((
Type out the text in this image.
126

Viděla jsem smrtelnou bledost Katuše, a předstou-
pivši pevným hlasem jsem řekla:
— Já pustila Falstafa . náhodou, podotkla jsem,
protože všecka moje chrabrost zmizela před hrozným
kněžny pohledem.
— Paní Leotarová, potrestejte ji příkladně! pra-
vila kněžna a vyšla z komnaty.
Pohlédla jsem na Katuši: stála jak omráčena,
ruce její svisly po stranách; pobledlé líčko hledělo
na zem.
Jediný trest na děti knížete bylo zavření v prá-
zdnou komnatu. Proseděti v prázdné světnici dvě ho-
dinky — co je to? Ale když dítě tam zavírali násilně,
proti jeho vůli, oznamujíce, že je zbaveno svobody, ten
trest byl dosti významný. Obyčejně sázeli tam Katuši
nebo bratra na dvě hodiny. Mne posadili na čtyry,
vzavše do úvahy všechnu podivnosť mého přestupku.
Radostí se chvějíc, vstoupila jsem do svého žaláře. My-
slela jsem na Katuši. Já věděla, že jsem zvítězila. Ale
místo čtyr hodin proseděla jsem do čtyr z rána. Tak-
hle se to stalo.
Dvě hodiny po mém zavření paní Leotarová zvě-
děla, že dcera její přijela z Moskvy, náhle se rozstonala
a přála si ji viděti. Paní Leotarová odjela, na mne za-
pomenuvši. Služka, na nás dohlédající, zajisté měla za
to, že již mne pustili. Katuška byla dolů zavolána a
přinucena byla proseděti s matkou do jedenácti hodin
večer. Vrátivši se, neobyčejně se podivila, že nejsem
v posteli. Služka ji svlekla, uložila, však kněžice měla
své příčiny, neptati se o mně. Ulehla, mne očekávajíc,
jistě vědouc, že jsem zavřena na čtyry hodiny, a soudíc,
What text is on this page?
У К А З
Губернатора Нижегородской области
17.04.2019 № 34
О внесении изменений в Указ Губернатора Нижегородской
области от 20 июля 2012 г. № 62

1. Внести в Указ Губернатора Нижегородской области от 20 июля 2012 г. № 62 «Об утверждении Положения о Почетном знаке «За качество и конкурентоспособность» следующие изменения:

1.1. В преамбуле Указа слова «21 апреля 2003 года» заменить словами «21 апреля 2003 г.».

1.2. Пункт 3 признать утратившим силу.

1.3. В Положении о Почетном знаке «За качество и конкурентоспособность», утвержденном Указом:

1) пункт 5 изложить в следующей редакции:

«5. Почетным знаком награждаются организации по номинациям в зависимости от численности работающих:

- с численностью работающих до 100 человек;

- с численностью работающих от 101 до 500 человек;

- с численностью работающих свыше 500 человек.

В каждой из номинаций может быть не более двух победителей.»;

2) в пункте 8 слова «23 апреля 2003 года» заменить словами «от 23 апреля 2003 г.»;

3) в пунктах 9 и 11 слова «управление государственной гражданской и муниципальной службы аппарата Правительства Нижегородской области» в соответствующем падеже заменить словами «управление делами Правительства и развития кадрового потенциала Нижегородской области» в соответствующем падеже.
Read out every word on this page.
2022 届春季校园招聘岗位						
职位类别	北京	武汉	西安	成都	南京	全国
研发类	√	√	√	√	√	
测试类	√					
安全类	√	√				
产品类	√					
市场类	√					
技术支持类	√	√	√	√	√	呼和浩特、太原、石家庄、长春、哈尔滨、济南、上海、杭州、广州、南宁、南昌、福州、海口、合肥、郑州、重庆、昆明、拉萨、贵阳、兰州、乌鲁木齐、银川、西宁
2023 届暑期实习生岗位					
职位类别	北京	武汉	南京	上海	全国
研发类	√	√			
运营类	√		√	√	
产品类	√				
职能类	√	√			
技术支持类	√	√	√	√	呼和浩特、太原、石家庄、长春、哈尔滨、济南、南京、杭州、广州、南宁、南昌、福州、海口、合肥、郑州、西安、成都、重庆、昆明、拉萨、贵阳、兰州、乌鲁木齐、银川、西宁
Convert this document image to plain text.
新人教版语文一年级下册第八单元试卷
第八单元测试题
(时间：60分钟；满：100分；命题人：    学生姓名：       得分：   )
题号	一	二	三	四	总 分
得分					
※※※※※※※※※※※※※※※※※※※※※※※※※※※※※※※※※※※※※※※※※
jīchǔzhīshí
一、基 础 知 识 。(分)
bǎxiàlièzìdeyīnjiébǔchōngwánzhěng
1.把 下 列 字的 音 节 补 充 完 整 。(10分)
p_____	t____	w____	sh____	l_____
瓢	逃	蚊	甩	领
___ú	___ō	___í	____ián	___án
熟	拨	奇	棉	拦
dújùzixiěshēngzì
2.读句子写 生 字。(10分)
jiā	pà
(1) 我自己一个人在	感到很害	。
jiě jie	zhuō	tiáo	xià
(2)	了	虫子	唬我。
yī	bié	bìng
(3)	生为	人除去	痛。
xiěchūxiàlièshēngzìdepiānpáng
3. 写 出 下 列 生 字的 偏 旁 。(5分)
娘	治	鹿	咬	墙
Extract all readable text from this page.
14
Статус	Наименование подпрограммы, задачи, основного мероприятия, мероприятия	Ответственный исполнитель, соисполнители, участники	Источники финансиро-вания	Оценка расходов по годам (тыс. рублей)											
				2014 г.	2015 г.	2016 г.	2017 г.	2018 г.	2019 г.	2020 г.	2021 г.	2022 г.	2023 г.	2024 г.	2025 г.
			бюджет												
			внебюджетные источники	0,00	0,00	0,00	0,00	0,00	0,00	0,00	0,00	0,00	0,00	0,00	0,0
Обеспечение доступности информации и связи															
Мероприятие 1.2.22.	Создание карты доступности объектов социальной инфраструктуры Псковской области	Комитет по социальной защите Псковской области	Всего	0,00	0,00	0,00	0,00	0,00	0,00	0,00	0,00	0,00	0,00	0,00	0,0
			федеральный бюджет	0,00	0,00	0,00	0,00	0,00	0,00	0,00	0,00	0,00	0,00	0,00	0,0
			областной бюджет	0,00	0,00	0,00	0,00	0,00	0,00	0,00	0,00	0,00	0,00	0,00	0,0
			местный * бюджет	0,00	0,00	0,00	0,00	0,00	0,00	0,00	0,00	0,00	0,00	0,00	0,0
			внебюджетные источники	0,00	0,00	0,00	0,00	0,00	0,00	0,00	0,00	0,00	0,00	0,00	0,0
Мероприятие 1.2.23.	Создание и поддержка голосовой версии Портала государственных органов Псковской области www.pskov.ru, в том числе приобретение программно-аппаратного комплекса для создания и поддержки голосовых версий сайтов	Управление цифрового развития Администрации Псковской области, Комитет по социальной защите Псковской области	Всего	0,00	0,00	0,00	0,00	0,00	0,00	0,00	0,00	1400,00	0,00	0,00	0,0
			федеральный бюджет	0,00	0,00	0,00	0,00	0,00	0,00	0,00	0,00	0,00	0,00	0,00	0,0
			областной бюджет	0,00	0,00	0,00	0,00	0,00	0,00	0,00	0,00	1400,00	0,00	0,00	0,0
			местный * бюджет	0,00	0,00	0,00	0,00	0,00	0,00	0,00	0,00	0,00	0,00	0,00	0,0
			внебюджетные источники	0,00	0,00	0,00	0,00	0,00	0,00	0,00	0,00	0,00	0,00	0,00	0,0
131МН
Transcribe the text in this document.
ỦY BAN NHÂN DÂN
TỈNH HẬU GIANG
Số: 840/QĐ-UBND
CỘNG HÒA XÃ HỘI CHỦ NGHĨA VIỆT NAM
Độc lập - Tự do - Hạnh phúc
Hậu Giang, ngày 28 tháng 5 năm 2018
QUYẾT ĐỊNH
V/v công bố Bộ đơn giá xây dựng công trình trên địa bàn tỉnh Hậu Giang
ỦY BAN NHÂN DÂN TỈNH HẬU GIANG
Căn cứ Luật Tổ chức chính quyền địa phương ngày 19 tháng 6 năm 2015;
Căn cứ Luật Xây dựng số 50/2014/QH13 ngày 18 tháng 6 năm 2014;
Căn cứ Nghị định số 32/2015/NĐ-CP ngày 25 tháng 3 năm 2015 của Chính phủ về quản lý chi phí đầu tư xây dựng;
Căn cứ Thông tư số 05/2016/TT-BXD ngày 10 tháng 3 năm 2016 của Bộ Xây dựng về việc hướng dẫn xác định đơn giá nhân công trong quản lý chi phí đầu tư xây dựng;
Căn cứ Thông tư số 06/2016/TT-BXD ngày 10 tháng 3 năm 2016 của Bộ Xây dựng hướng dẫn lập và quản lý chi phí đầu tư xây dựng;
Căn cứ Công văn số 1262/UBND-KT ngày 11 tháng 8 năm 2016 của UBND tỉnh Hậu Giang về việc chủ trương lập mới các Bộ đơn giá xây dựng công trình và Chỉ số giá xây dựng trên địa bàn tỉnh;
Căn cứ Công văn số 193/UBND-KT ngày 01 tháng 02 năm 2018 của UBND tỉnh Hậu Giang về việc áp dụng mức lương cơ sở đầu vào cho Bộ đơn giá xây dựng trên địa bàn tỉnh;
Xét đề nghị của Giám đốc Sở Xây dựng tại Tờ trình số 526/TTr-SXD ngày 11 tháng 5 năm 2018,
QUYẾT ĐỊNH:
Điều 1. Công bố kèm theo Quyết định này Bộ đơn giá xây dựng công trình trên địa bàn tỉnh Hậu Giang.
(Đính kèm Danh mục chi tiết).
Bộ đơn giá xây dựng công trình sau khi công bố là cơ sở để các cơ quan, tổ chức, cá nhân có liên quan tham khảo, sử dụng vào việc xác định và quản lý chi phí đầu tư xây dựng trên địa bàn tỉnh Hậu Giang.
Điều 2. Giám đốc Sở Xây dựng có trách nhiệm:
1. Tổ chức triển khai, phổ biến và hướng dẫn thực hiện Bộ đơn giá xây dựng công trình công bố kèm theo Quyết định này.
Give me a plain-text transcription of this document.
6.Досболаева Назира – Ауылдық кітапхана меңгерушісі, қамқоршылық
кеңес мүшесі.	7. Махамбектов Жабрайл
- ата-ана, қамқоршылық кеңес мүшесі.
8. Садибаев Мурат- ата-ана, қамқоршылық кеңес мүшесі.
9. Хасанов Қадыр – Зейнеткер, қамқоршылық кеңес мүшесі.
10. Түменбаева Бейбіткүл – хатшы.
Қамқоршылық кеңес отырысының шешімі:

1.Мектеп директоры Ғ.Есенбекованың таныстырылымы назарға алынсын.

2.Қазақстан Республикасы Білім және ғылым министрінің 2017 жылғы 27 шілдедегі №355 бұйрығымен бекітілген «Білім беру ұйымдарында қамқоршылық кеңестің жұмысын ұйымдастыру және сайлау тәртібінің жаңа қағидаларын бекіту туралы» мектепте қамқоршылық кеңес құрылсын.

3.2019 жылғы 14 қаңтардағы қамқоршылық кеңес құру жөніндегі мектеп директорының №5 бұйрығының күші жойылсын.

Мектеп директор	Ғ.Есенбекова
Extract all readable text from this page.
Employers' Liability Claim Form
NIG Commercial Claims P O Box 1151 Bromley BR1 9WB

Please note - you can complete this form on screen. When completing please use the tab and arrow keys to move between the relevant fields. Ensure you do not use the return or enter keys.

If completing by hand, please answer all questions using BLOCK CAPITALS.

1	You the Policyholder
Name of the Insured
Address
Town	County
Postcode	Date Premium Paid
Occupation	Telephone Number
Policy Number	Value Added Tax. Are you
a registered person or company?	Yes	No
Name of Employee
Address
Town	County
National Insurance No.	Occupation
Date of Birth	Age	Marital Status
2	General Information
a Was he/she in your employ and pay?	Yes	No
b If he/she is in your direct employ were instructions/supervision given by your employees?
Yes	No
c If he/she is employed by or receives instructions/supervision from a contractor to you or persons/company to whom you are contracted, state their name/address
))
Look through the data and gather every line with the string "Thông" in it.

### TASK RESPONSE:
Căn cứ Thông tư số 05/2016/TT-BXD ngày 10 tháng 3 năm 2016 của Bộ Xây dựng về việc hướng dẫn xác định đơn giá nhân công trong quản lý chi phí đầu tư xây dựng;
Căn cứ Thông tư số 06/2016/TT-BXD ngày 10 tháng 3 năm 2016 của Bộ Xây dựng hướng dẫn lập và quản lý chi phí đầu tư xây dựng;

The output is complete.